● Description of the task
Below are some entries. Copy each line that holds the string "ylabel".

* begin Data provided *

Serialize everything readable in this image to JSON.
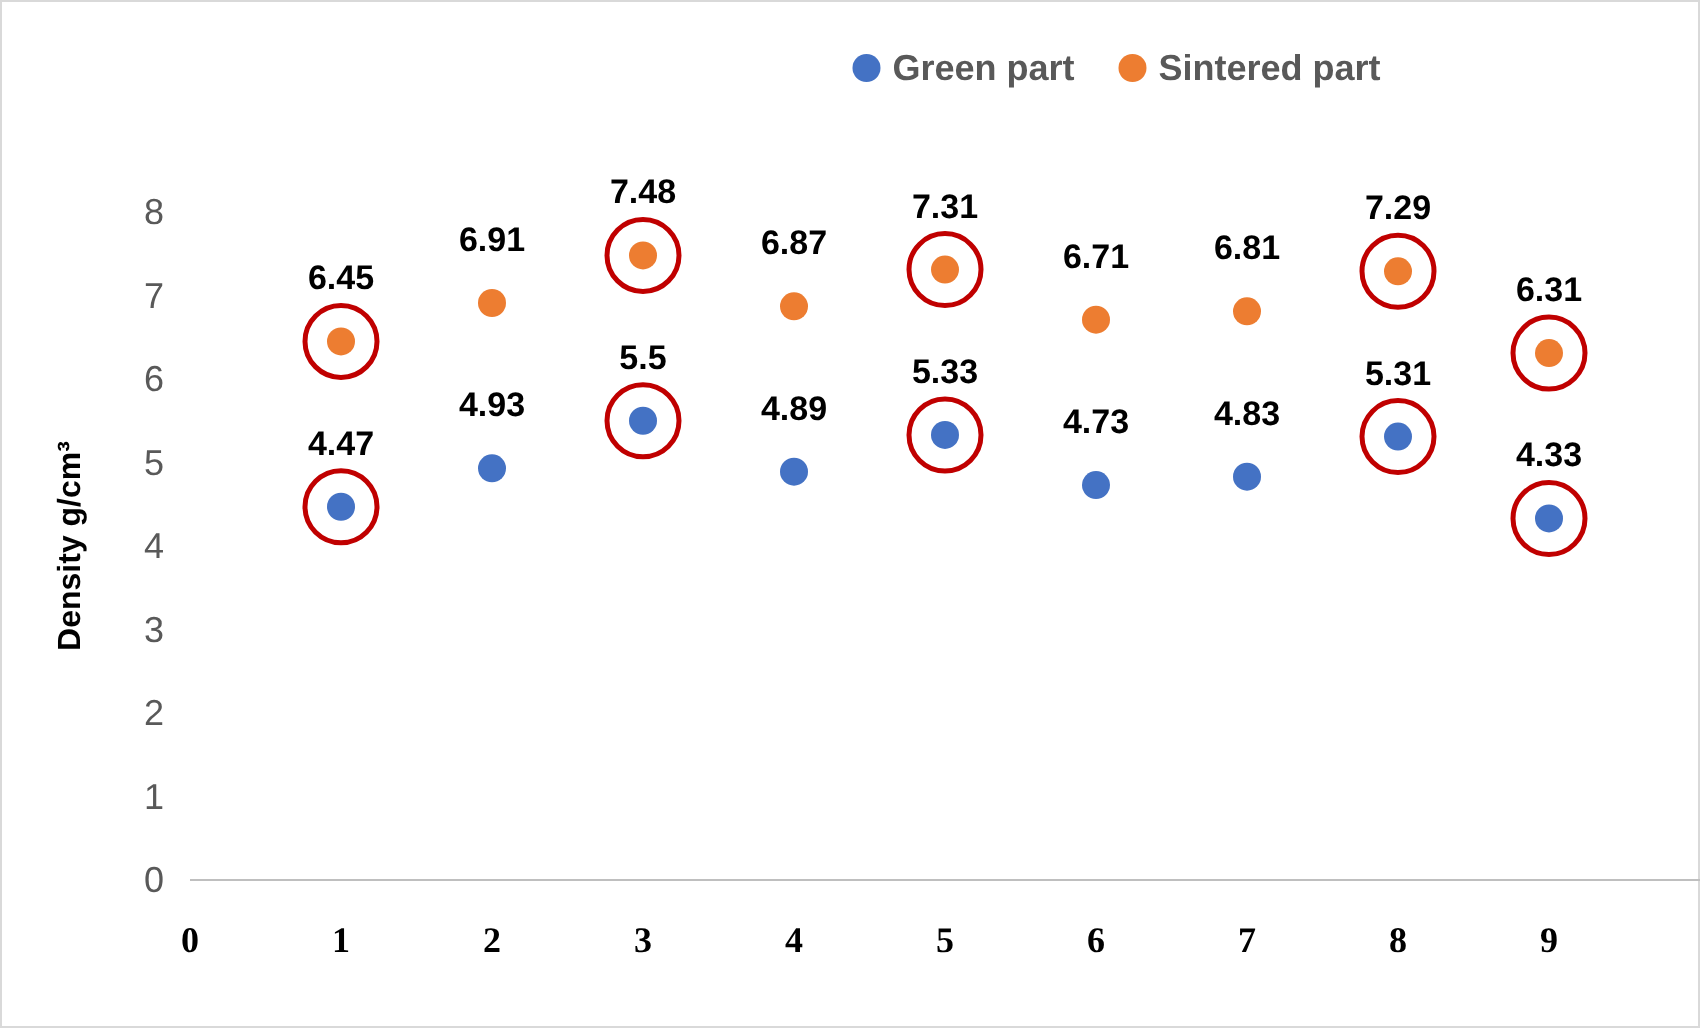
{
  "chart_data": {
    "type": "scatter",
    "ylabel": "Density g/cm³",
    "x": [
      1,
      2,
      3,
      4,
      5,
      6,
      7,
      8,
      9
    ],
    "series": [
      {
        "name": "Green part",
        "color": "#4472c4",
        "values": [
          4.47,
          4.93,
          5.5,
          4.89,
          5.33,
          4.73,
          4.83,
          5.31,
          4.33
        ]
      },
      {
        "name": "Sintered part",
        "color": "#ed7d31",
        "values": [
          6.45,
          6.91,
          7.48,
          6.87,
          7.31,
          6.71,
          6.81,
          7.29,
          6.31
        ]
      }
    ],
    "xlim": [
      0,
      10
    ],
    "xticks": [
      0,
      1,
      2,
      3,
      4,
      5,
      6,
      7,
      8,
      9
    ],
    "ylim": [
      0,
      8
    ],
    "yticks": [
      0,
      1,
      2,
      3,
      4,
      5,
      6,
      7,
      8
    ],
    "data_labels": true,
    "legend": "top",
    "marker": "circle",
    "grid": false
  }
}
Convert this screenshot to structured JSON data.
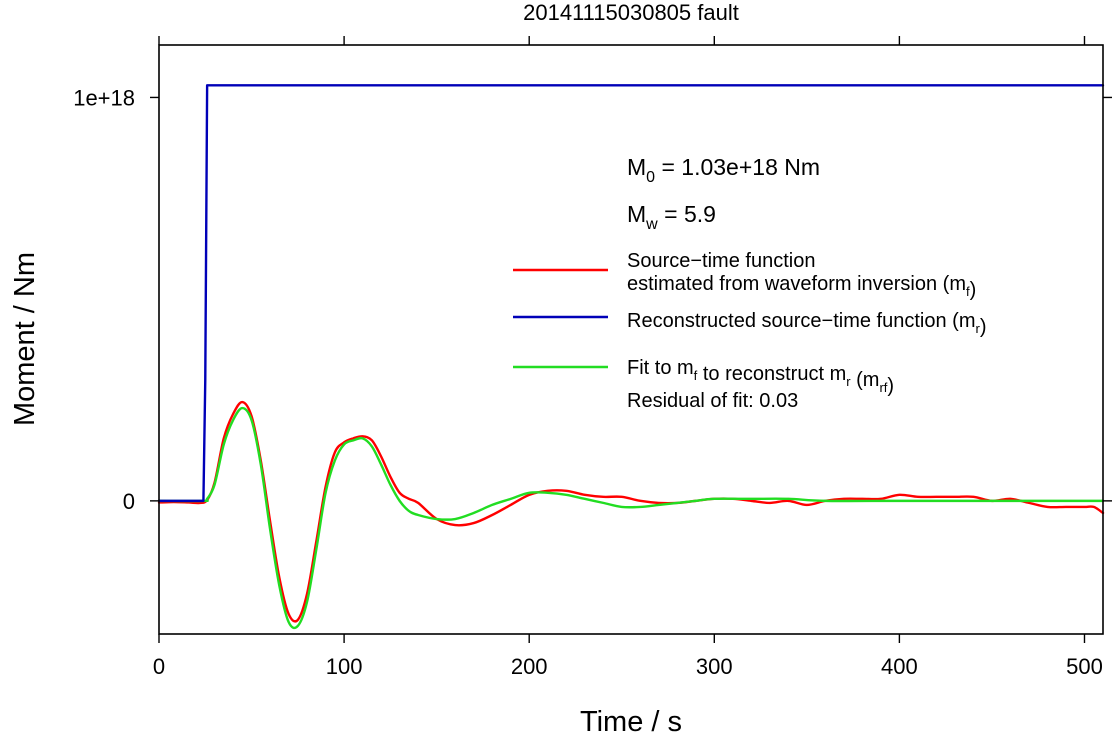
{
  "chart_data": {
    "type": "line",
    "title": "20141115030805 fault",
    "xlabel": "Time / s",
    "ylabel": "Moment / Nm",
    "xlim": [
      0,
      510
    ],
    "ylim": [
      -3.3e+17,
      1.13e+18
    ],
    "x_ticks": [
      0,
      100,
      200,
      300,
      400,
      500
    ],
    "y_ticks": [
      0,
      1e+18
    ],
    "y_tick_labels": [
      "0",
      "1e+18"
    ],
    "grid": false,
    "legend_position": "right",
    "annotations": {
      "m0_prefix": "M",
      "m0_sub": "0",
      "m0_value": " = 1.03e+18 Nm",
      "mw_prefix": "M",
      "mw_sub": "w",
      "mw_value": " = 5.9",
      "residual": "Residual of fit: 0.03"
    },
    "legend": [
      {
        "id": "mf",
        "color": "#ff0000",
        "lines": [
          [
            {
              "t": "Source−time function"
            }
          ],
          [
            {
              "t": "estimated from waveform inversion (m"
            },
            {
              "t": "f",
              "sub": true
            },
            {
              "t": ")"
            }
          ]
        ]
      },
      {
        "id": "mr",
        "color": "#0000b8",
        "lines": [
          [
            {
              "t": "Reconstructed source−time function (m"
            },
            {
              "t": "r",
              "sub": true
            },
            {
              "t": ")"
            }
          ]
        ]
      },
      {
        "id": "mrf",
        "color": "#22dd22",
        "lines": [
          [
            {
              "t": "Fit to m"
            },
            {
              "t": "f",
              "sub": true
            },
            {
              "t": " to reconstruct m"
            },
            {
              "t": "r",
              "sub": true
            },
            {
              "t": " (m"
            },
            {
              "t": "rf",
              "sub": true
            },
            {
              "t": ")"
            }
          ]
        ]
      }
    ],
    "series": [
      {
        "id": "mr",
        "color": "#0000b8",
        "x": [
          0,
          24,
          25,
          26,
          510
        ],
        "y": [
          0,
          0,
          3e+17,
          1.03e+18,
          1.03e+18
        ]
      },
      {
        "id": "mf",
        "color": "#ff0000",
        "x": [
          0,
          8,
          16,
          22,
          26,
          30,
          35,
          40,
          45,
          50,
          55,
          60,
          65,
          70,
          75,
          80,
          85,
          90,
          95,
          100,
          105,
          110,
          115,
          120,
          125,
          130,
          135,
          140,
          150,
          160,
          170,
          180,
          190,
          200,
          210,
          220,
          230,
          240,
          250,
          260,
          270,
          280,
          290,
          300,
          310,
          320,
          330,
          340,
          350,
          360,
          370,
          380,
          390,
          400,
          410,
          420,
          430,
          440,
          450,
          460,
          470,
          480,
          490,
          500,
          505,
          510
        ],
        "y": [
          -4000000000000000.0,
          -3000000000000000.0,
          -4000000000000000.0,
          -5000000000000000.0,
          2000000000000000.0,
          4.5e+16,
          1.55e+17,
          2.15e+17,
          2.45e+17,
          2.1e+17,
          1e+17,
          -5e+16,
          -1.9e+17,
          -2.8e+17,
          -2.95e+17,
          -2.3e+17,
          -1e+17,
          3.5e+16,
          1.2e+17,
          1.45e+17,
          1.55e+17,
          1.6e+17,
          1.5e+17,
          1.1e+17,
          6e+16,
          2e+16,
          5000000000000000.0,
          -5000000000000000.0,
          -4.5e+16,
          -6e+16,
          -5.5e+16,
          -3.5e+16,
          -1e+16,
          1.5e+16,
          2.5e+16,
          2.5e+16,
          1.5e+16,
          1e+16,
          1e+16,
          0,
          -5000000000000000.0,
          -5000000000000000.0,
          0,
          5000000000000000.0,
          5000000000000000.0,
          0,
          -5000000000000000.0,
          0,
          -1e+16,
          0,
          5000000000000000.0,
          5000000000000000.0,
          5000000000000000.0,
          1.5e+16,
          1e+16,
          1e+16,
          1e+16,
          1e+16,
          0,
          5000000000000000.0,
          -5000000000000000.0,
          -1.5e+16,
          -1.5e+16,
          -1.5e+16,
          -1.5e+16,
          -3e+16
        ]
      },
      {
        "id": "mrf",
        "color": "#22dd22",
        "x": [
          0,
          24,
          26,
          30,
          35,
          40,
          45,
          50,
          55,
          60,
          65,
          70,
          75,
          80,
          85,
          90,
          95,
          100,
          105,
          110,
          115,
          120,
          125,
          130,
          135,
          140,
          150,
          160,
          170,
          180,
          190,
          200,
          210,
          220,
          230,
          240,
          250,
          260,
          270,
          280,
          290,
          300,
          320,
          340,
          360,
          400,
          450,
          510
        ],
        "y": [
          0,
          0,
          5000000000000000.0,
          4e+16,
          1.4e+17,
          2e+17,
          2.3e+17,
          2e+17,
          9e+16,
          -7e+16,
          -2.1e+17,
          -3e+17,
          -3.1e+17,
          -2.5e+17,
          -1.2e+17,
          2e+16,
          1e+17,
          1.4e+17,
          1.5e+17,
          1.55e+17,
          1.35e+17,
          9e+16,
          4e+16,
          0,
          -2.5e+16,
          -3.5e+16,
          -4.5e+16,
          -4.5e+16,
          -3e+16,
          -1e+16,
          5000000000000000.0,
          2e+16,
          2e+16,
          1.5e+16,
          5000000000000000.0,
          -5000000000000000.0,
          -1.5e+16,
          -1.5e+16,
          -1e+16,
          -5000000000000000.0,
          0,
          5000000000000000.0,
          5000000000000000.0,
          5000000000000000.0,
          0,
          0,
          0,
          0
        ]
      }
    ]
  }
}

* end Data provided *

● Response to the task
    "ylabel": "Density g/cm³",
    "ylabel": "Moment / Nm",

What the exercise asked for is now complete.